Element position data
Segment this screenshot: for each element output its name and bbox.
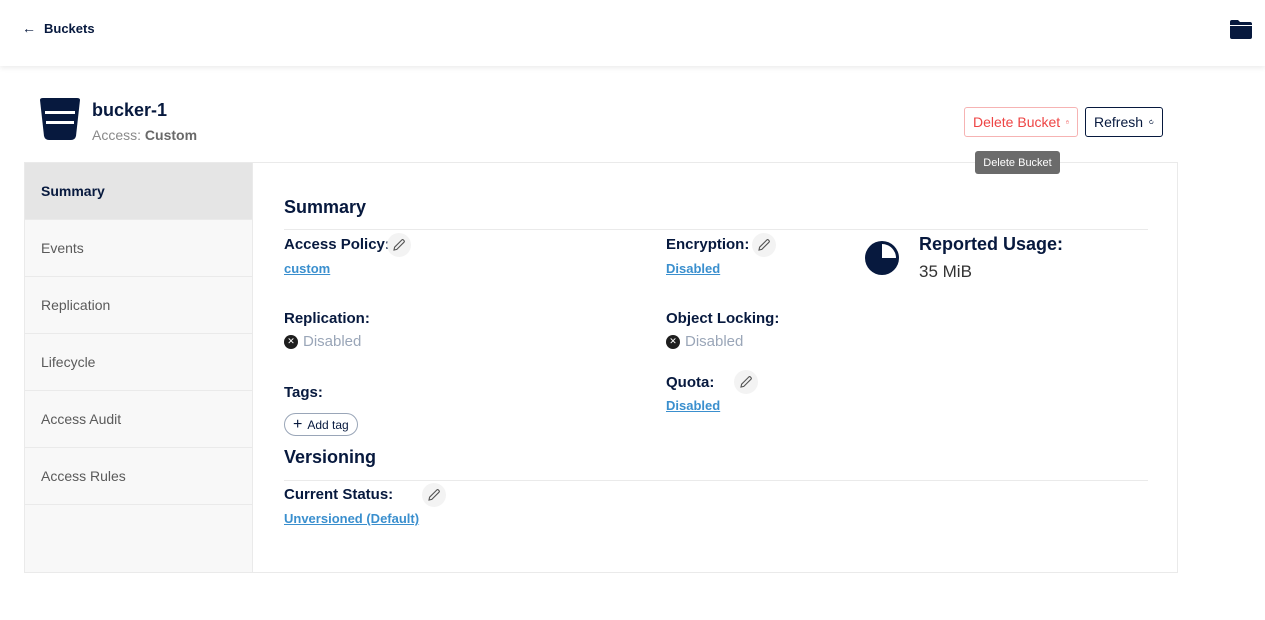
bucket-icon <box>40 98 80 140</box>
object-locking-label: Object Locking: <box>666 310 780 327</box>
summary-content: Summary Access Policy: custom Encryption… <box>283 163 1153 572</box>
bucket-details-panel: Summary Events Replication Lifecycle Acc… <box>24 162 1178 573</box>
nav-item-summary[interactable]: Summary <box>25 163 252 220</box>
tags-label: Tags: <box>284 384 323 401</box>
replication-status: ✕ Disabled <box>284 333 361 350</box>
plus-icon: + <box>293 415 303 433</box>
quota-value-link[interactable]: Disabled <box>666 398 720 413</box>
bucket-access-value: Custom <box>144 127 198 143</box>
object-locking-status: ✕ Disabled <box>666 333 743 350</box>
access-policy-label: Access Policy: <box>284 236 390 253</box>
summary-divider <box>284 229 1148 230</box>
delete-bucket-button[interactable]: Delete Bucket <box>964 107 1078 137</box>
pencil-icon <box>740 376 752 388</box>
replication-status-text: Disabled <box>303 333 362 350</box>
current-status-value-link[interactable]: Unversioned (Default) <box>284 511 419 526</box>
edit-quota-button[interactable] <box>734 370 758 394</box>
delete-bucket-label: Delete Bucket <box>973 114 1061 130</box>
trash-icon <box>1066 120 1069 124</box>
arrow-left-icon: ← <box>22 20 36 36</box>
summary-title: Summary <box>284 197 367 217</box>
versioning-divider <box>284 480 1148 481</box>
add-tag-label: Add tag <box>307 417 349 432</box>
x-circle-icon: ✕ <box>666 334 680 349</box>
encryption-value-link[interactable]: Disabled <box>666 261 720 276</box>
bucket-access: Access: Custom <box>92 127 197 143</box>
current-status-label: Current Status: <box>284 486 394 503</box>
reported-usage-value: 35 MiB <box>919 262 972 281</box>
nav-item-events[interactable]: Events <box>25 220 252 277</box>
pencil-icon <box>393 239 405 251</box>
pencil-icon <box>428 489 440 501</box>
nav-item-replication[interactable]: Replication <box>25 277 252 334</box>
folder-icon[interactable] <box>1229 18 1253 40</box>
encryption-label: Encryption: <box>666 236 750 253</box>
x-circle-icon: ✕ <box>284 334 298 349</box>
back-to-buckets-link[interactable]: ← Buckets <box>22 20 95 36</box>
edit-access-policy-button[interactable] <box>387 233 411 257</box>
nav-item-lifecycle[interactable]: Lifecycle <box>25 334 252 391</box>
side-nav: Summary Events Replication Lifecycle Acc… <box>25 163 253 572</box>
usage-pie-icon <box>865 241 899 275</box>
quota-label: Quota: <box>666 374 715 391</box>
add-tag-button[interactable]: + Add tag <box>284 413 358 436</box>
pencil-icon <box>758 239 770 251</box>
delete-bucket-tooltip: Delete Bucket <box>975 151 1060 174</box>
object-locking-status-text: Disabled <box>685 333 744 350</box>
top-bar: ← Buckets <box>0 0 1265 66</box>
nav-item-access-audit[interactable]: Access Audit <box>25 391 252 448</box>
bucket-name: bucker-1 <box>92 100 168 120</box>
versioning-title: Versioning <box>284 447 377 467</box>
back-link-label: Buckets <box>44 20 95 36</box>
edit-encryption-button[interactable] <box>752 233 776 257</box>
refresh-label: Refresh <box>1094 114 1144 130</box>
bucket-access-prefix: Access: <box>92 127 142 143</box>
reported-usage-label: Reported Usage: <box>919 234 1064 254</box>
access-policy-value-link[interactable]: custom <box>284 261 330 276</box>
nav-item-access-rules[interactable]: Access Rules <box>25 448 252 505</box>
edit-versioning-button[interactable] <box>422 483 446 507</box>
refresh-icon <box>1149 119 1154 124</box>
refresh-button[interactable]: Refresh <box>1085 107 1163 137</box>
replication-label: Replication: <box>284 310 370 327</box>
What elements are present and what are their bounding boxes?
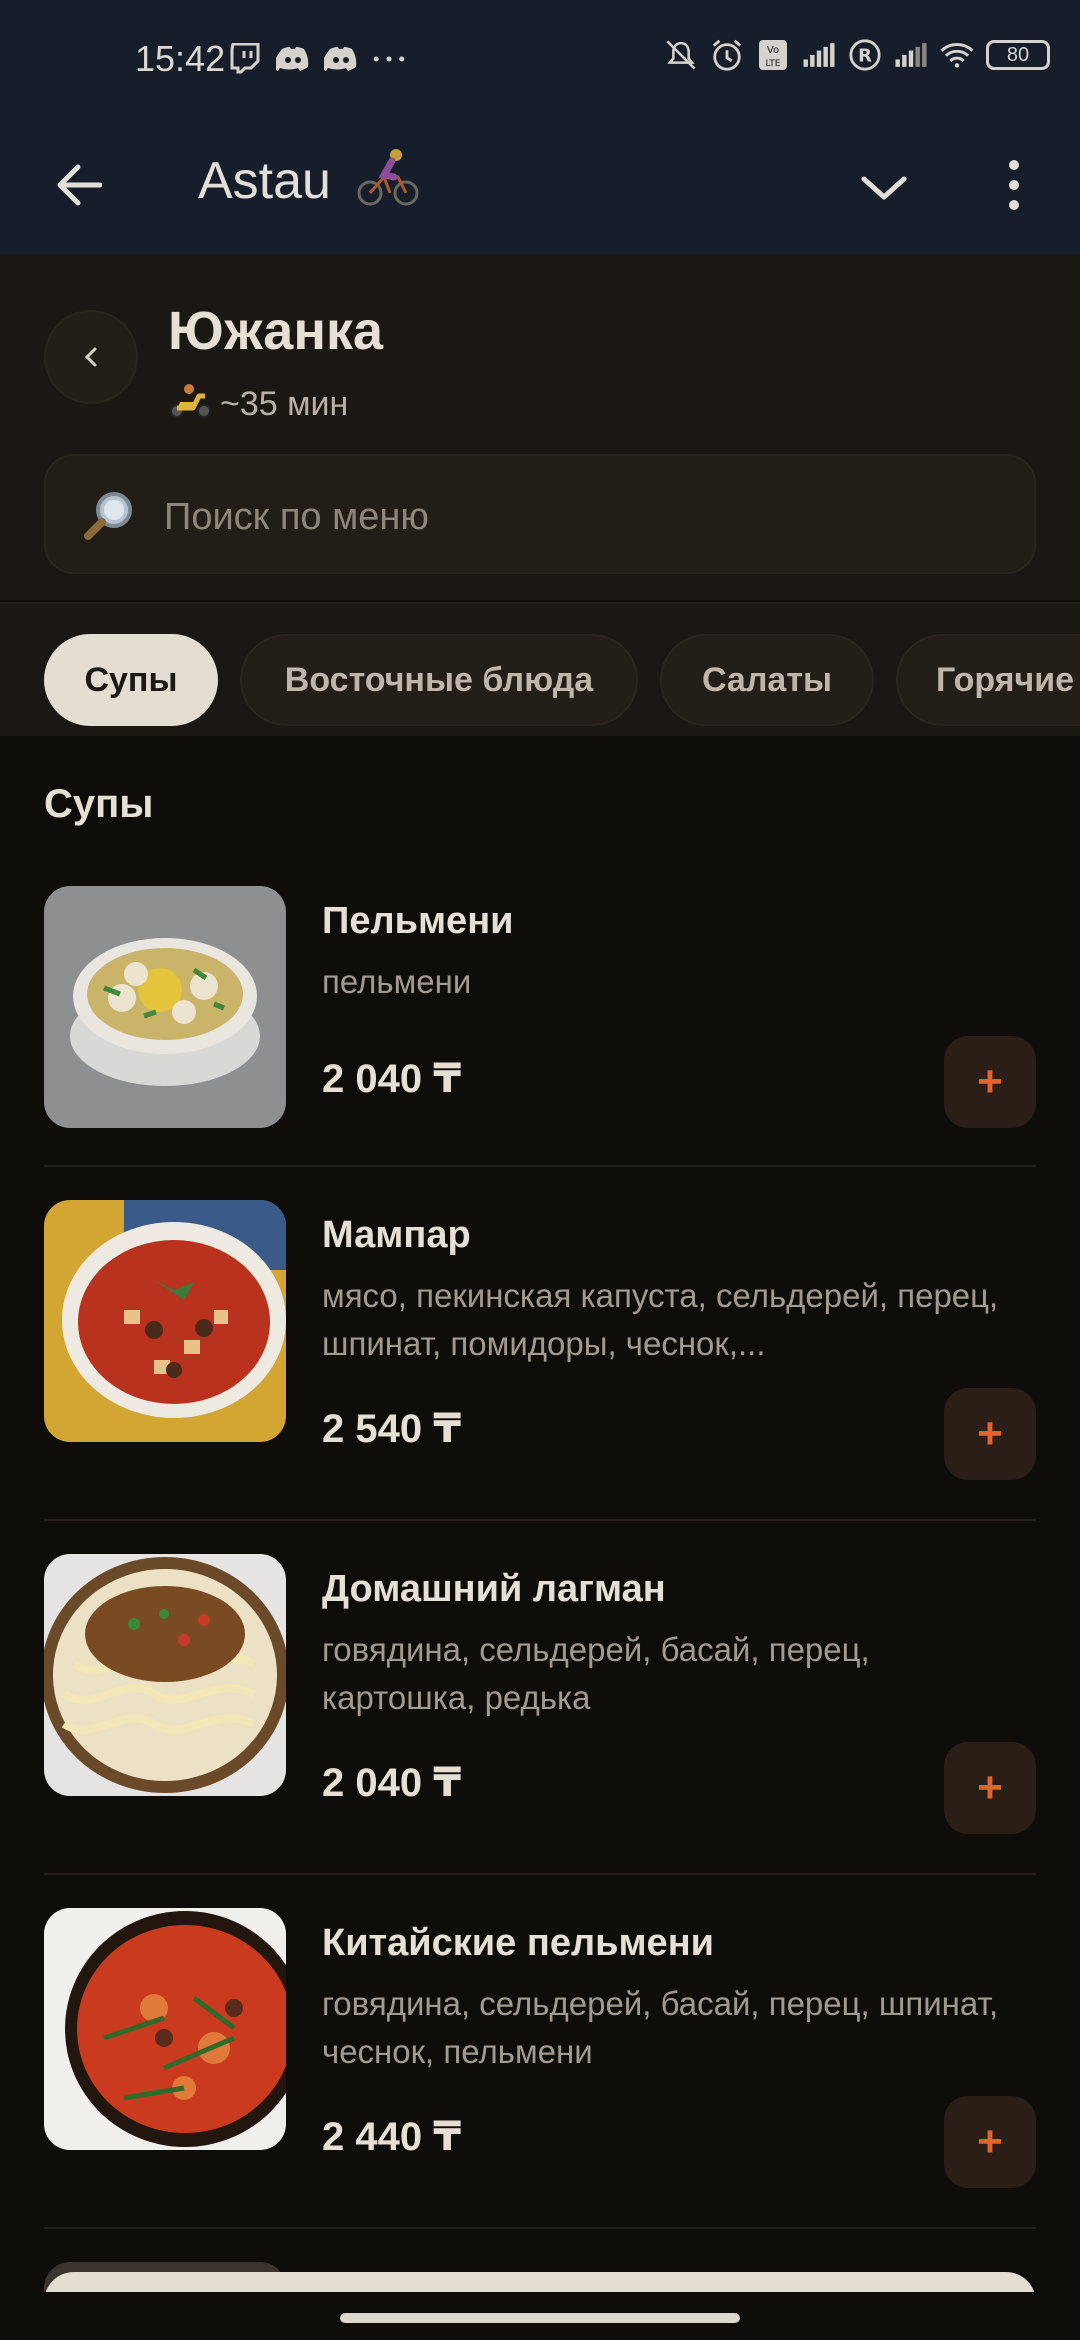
svg-text:LTE: LTE <box>766 59 781 69</box>
volte-icon: Vo LTE <box>756 38 790 72</box>
chip-hot-dishes[interactable]: Горячие <box>896 634 1080 726</box>
menu-item[interactable]: Пельмени пельмени 2 040 ₸ + <box>44 886 1036 1130</box>
divider <box>44 1873 1036 1875</box>
battery-icon: 80 <box>986 40 1050 70</box>
menu-item[interactable]: Домашний лагман говядина, сельдерей, бас… <box>44 1554 1036 1834</box>
chevron-down-icon[interactable] <box>854 157 914 217</box>
status-bar: 15:42 Vo LTE R 80 <box>0 0 1080 125</box>
more-dots-icon <box>372 42 406 76</box>
dish-photo <box>44 1908 286 2150</box>
restaurant-name: Южанка <box>168 301 383 361</box>
mute-icon <box>664 38 698 72</box>
magnifier-icon <box>82 488 138 544</box>
item-price: 2 440 ₸ <box>322 2115 462 2159</box>
chevron-left-icon <box>84 347 97 367</box>
add-to-cart-button[interactable]: + <box>944 1388 1036 1480</box>
svg-text:Vo: Vo <box>767 45 779 56</box>
back-arrow-icon[interactable] <box>48 155 108 215</box>
app-title: Astau <box>198 152 331 210</box>
item-description: говядина, сельдерей, басай, перец, шпина… <box>322 1985 999 2070</box>
item-name: Мампар <box>322 1214 471 1256</box>
menu-search[interactable] <box>44 454 1036 574</box>
dish-photo <box>44 1200 286 1442</box>
svg-text:R: R <box>858 46 872 67</box>
add-to-cart-button[interactable]: + <box>944 1036 1036 1128</box>
add-to-cart-button[interactable]: + <box>944 1742 1036 1834</box>
app-bar: Astau <box>0 125 1080 254</box>
dish-photo <box>44 1554 286 1796</box>
scooter-icon <box>168 380 212 429</box>
wifi-icon <box>940 38 974 72</box>
chip-soups[interactable]: Супы <box>44 634 218 726</box>
dish-photo <box>44 886 286 1128</box>
item-name: Домашний лагман <box>322 1568 666 1610</box>
delivery-eta: ~35 мин <box>168 380 348 429</box>
item-description: пельмени <box>322 963 472 1000</box>
item-price: 2 040 ₸ <box>322 1057 462 1101</box>
add-to-cart-button[interactable]: + <box>944 2096 1036 2188</box>
item-name: Китайские пельмени <box>322 1922 715 1964</box>
discord-icon <box>276 42 310 76</box>
chip-eastern-dishes[interactable]: Восточные блюда <box>240 634 638 726</box>
signal-icon <box>802 38 836 72</box>
menu-item[interactable]: Китайские пельмени говядина, сельдерей, … <box>44 1908 1036 2188</box>
item-description: мясо, пекинская капуста, сельдерей, пере… <box>322 1277 999 1362</box>
delivery-eta-text: ~35 мин <box>220 385 349 423</box>
twitch-icon <box>228 42 262 76</box>
more-vert-icon[interactable] <box>996 153 1032 217</box>
menu-item[interactable]: Мампар мясо, пекинская капуста, сельдере… <box>44 1200 1036 1480</box>
section-title: Супы <box>44 782 154 826</box>
item-name: Пельмени <box>322 900 514 942</box>
restaurant-back-button[interactable] <box>44 310 138 404</box>
chip-salads[interactable]: Салаты <box>660 634 874 726</box>
restaurant-header: Южанка ~35 мин <box>0 254 1080 600</box>
divider <box>44 1165 1036 1167</box>
discord-icon <box>324 42 358 76</box>
home-gesture-handle[interactable] <box>340 2313 740 2323</box>
woman-biking-icon <box>356 145 420 209</box>
roaming-icon: R <box>848 38 882 72</box>
item-price: 2 540 ₸ <box>322 1407 462 1451</box>
top-bar: 15:42 Vo LTE R 80 Astau <box>0 0 1080 254</box>
item-price: 2 040 ₸ <box>322 1761 462 1805</box>
divider <box>44 2227 1036 2229</box>
status-time: 15:42 <box>135 38 226 79</box>
signal-icon <box>894 38 928 72</box>
item-description: говядина, сельдерей, басай, перец, карто… <box>322 1631 870 1716</box>
divider <box>44 1519 1036 1521</box>
alarm-icon <box>710 38 744 72</box>
category-chips: Супы Восточные блюда Салаты Горячие <box>0 602 1080 736</box>
menu-search-input[interactable] <box>162 486 986 548</box>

_Given problem_. Filter the listing above down to the lines that contain the string "title", matching case exactly, and copy each of those lines.

_Exercise result_.
summary-title: Summary <box>284 197 367 217</box>
versioning-title: Versioning <box>284 447 377 467</box>
app-title: Astau <box>198 152 331 210</box>
section-title: Супы <box>44 782 154 826</box>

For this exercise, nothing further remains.